### GIVEN EXERCISE
Give the number of lines in the listing that hold the word "category". Write nothing but that number.

### RECORDS PROVIDED
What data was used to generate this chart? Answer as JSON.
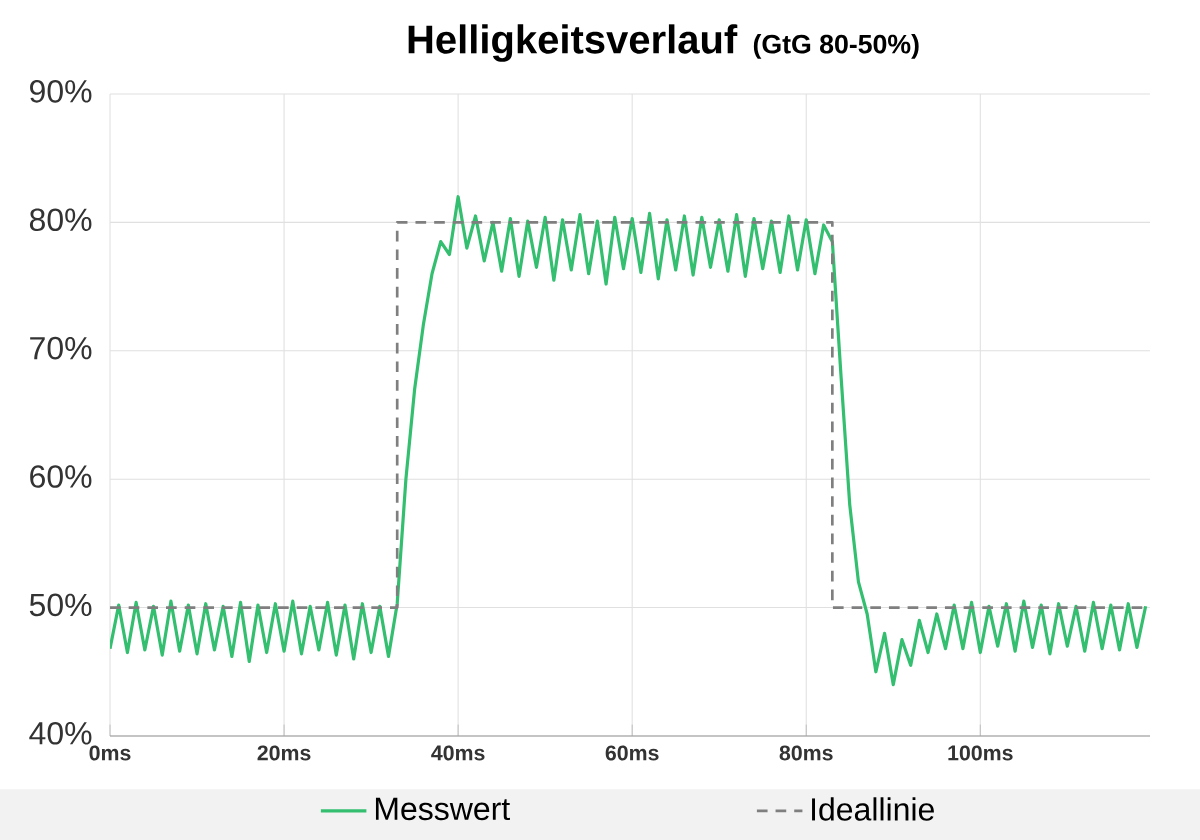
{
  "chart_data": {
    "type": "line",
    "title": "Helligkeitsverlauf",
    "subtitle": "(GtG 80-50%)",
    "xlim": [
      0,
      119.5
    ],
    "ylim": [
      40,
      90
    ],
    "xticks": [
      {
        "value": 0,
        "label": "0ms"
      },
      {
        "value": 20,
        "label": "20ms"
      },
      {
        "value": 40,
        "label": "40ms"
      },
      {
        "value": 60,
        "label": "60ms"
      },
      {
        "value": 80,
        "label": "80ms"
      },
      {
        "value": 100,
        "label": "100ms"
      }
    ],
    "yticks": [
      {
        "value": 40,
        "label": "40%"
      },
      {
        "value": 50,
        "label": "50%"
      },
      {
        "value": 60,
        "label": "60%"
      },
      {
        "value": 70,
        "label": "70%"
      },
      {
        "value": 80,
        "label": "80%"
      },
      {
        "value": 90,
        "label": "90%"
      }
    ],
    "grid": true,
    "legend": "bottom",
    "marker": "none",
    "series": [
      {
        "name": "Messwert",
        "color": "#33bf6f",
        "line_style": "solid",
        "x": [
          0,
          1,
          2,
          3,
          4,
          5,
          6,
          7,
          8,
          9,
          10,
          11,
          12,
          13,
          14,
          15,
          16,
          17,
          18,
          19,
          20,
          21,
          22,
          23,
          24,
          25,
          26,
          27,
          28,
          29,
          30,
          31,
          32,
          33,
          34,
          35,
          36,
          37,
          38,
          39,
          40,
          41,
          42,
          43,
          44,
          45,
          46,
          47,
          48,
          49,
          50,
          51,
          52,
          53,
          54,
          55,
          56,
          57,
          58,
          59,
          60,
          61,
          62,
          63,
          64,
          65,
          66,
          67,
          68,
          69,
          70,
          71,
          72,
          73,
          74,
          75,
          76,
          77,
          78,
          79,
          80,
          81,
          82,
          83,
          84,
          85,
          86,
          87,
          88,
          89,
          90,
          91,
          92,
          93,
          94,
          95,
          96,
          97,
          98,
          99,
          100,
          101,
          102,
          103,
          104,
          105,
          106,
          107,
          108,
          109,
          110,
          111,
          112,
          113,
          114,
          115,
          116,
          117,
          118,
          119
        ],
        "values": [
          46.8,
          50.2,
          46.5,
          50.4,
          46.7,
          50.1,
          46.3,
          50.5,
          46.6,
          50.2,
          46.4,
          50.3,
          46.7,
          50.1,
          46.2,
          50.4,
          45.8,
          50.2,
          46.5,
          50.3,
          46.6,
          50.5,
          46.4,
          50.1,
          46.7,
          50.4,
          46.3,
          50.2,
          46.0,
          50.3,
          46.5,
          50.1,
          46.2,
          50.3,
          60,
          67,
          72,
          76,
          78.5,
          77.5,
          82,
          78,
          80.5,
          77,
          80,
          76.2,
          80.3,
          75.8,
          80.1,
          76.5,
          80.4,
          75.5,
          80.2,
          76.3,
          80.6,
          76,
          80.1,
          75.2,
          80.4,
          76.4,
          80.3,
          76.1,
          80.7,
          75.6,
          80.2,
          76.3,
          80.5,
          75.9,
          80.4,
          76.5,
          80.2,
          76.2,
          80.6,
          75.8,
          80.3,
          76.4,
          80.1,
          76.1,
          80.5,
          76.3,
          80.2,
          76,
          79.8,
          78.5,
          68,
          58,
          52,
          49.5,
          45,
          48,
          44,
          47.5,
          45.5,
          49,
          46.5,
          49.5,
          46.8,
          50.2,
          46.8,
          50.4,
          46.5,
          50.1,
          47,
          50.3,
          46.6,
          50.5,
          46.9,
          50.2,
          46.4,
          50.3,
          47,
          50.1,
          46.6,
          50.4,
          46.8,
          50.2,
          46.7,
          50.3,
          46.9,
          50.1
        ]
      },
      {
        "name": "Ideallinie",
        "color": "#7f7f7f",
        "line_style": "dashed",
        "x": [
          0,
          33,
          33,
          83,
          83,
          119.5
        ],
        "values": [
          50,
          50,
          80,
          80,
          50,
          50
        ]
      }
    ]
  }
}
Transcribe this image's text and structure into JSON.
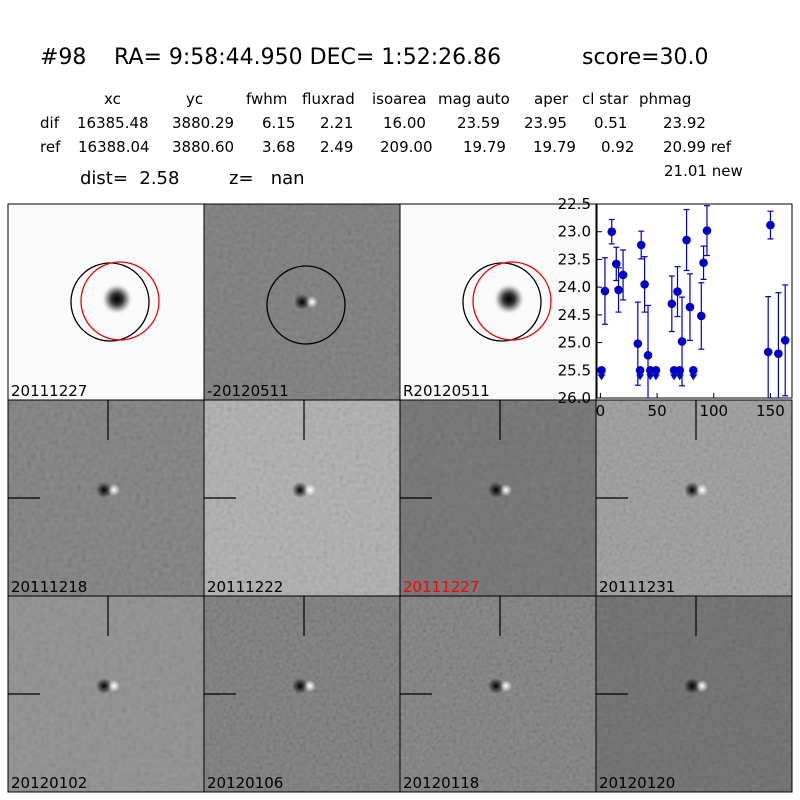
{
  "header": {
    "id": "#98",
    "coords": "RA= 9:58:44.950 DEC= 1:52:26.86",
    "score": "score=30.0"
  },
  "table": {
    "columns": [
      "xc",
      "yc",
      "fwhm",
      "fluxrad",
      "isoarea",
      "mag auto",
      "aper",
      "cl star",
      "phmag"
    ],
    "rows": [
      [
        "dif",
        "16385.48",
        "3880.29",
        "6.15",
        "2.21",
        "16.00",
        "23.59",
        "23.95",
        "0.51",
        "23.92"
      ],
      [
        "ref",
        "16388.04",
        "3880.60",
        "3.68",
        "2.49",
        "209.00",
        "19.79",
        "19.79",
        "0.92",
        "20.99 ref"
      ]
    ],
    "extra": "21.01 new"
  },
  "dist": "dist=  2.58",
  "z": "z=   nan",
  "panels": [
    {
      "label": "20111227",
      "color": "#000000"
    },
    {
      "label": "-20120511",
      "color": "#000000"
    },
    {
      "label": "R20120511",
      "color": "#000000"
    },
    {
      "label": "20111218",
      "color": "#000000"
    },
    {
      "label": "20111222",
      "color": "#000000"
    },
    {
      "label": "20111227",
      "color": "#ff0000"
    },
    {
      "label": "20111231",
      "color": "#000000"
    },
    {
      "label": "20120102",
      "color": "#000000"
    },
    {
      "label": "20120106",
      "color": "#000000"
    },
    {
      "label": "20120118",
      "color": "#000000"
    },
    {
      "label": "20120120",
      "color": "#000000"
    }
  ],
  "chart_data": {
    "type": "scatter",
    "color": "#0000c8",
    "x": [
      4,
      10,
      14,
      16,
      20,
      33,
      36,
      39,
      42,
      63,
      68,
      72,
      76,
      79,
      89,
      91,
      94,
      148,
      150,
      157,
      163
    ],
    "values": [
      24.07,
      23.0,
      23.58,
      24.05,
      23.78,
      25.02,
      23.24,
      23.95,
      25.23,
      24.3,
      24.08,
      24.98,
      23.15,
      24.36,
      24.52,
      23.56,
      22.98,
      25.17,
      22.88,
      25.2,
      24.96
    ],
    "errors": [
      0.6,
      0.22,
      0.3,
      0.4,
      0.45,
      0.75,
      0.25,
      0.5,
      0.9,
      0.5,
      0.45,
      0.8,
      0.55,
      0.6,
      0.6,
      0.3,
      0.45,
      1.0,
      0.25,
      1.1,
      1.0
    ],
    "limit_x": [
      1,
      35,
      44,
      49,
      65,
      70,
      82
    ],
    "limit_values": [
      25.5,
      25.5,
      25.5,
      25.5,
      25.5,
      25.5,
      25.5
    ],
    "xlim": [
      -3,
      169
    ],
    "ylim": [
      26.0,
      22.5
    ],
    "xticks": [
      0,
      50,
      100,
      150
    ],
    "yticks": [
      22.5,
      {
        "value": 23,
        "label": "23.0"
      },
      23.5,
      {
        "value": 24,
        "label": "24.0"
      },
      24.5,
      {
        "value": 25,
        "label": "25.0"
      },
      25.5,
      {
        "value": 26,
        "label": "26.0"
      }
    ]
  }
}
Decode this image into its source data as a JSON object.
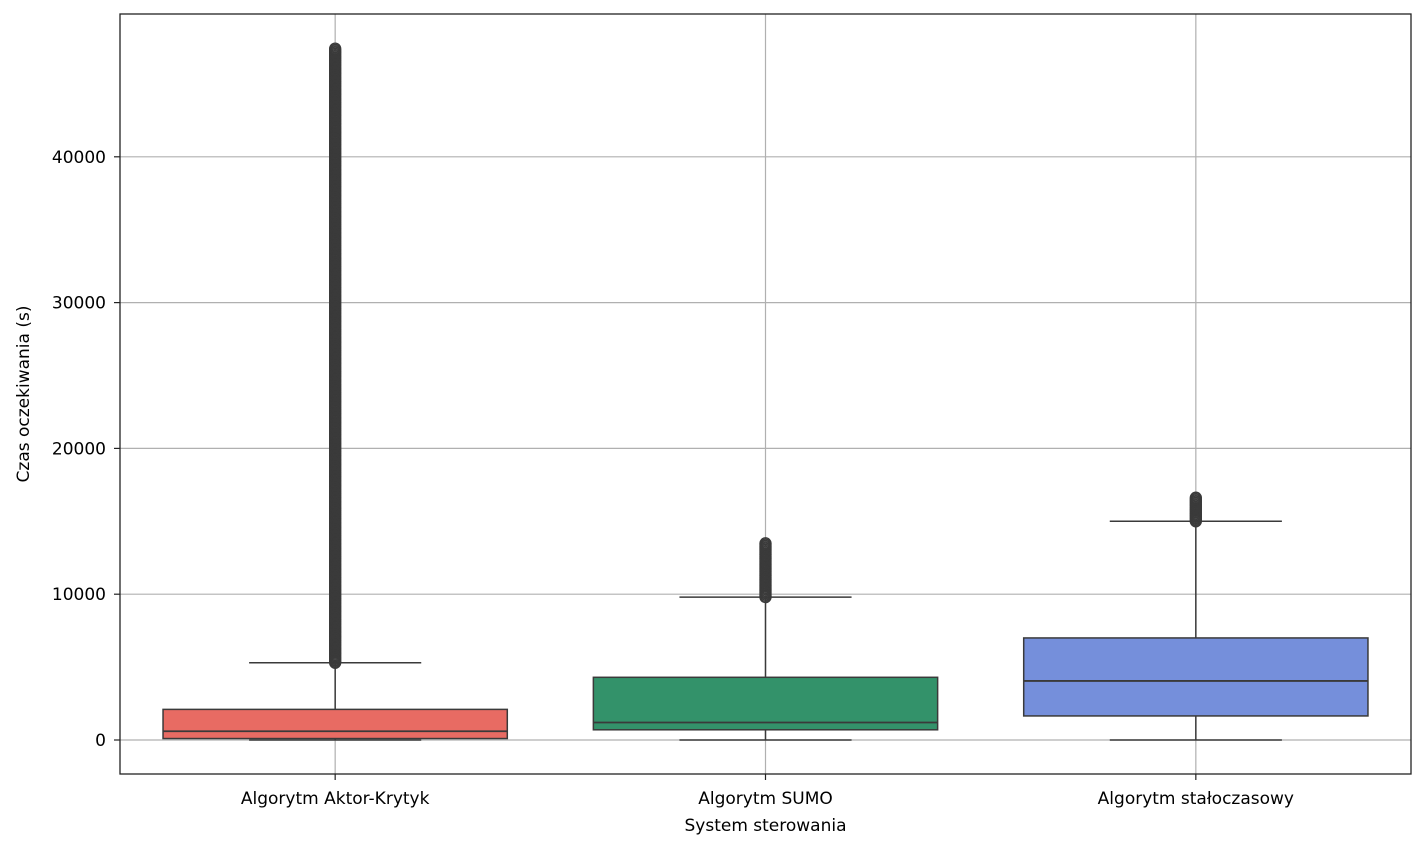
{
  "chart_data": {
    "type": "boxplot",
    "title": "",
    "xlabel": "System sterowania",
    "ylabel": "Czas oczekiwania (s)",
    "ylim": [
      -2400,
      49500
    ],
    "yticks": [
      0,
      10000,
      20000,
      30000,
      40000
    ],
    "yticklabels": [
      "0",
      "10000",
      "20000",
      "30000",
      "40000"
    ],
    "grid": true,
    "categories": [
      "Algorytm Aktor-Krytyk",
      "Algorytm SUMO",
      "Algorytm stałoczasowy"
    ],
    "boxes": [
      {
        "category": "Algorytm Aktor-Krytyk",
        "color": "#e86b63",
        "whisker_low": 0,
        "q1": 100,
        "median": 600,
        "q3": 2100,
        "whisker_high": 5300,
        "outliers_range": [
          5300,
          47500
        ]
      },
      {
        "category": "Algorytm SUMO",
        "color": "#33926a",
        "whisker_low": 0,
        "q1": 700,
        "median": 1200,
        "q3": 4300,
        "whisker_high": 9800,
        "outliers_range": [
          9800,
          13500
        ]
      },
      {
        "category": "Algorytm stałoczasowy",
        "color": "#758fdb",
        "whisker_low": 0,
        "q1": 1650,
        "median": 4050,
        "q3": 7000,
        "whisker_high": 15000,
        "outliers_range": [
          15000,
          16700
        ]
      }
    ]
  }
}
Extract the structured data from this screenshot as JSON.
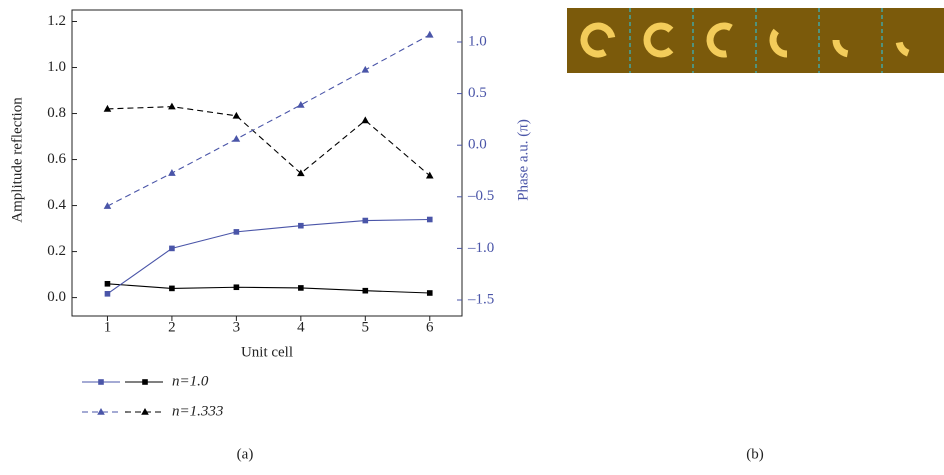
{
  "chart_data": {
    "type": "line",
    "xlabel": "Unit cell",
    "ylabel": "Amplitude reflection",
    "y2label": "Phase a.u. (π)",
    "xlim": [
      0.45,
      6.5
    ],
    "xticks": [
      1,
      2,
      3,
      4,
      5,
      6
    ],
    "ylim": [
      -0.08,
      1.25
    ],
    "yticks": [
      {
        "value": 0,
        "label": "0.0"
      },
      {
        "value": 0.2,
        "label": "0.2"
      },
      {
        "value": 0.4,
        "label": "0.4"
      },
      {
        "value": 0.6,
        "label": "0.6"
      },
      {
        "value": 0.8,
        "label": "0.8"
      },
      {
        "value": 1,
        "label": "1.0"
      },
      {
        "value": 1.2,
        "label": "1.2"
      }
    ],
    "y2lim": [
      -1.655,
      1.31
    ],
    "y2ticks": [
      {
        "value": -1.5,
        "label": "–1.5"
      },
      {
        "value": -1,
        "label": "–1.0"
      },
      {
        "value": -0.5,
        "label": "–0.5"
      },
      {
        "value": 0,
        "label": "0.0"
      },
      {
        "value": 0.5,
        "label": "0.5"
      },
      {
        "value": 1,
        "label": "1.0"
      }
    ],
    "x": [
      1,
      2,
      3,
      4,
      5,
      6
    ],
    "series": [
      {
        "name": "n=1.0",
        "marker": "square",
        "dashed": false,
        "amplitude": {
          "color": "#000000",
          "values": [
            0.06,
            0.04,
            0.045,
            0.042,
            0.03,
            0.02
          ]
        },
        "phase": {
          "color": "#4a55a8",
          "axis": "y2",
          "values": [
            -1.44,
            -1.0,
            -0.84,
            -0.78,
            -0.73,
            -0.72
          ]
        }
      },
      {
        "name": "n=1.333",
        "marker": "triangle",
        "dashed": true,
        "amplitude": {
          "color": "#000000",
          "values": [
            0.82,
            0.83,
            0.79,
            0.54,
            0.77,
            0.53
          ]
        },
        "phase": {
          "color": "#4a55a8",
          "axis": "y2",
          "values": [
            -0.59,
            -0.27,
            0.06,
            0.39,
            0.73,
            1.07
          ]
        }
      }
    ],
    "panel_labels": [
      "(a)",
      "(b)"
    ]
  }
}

### SOLUTION BELOW
3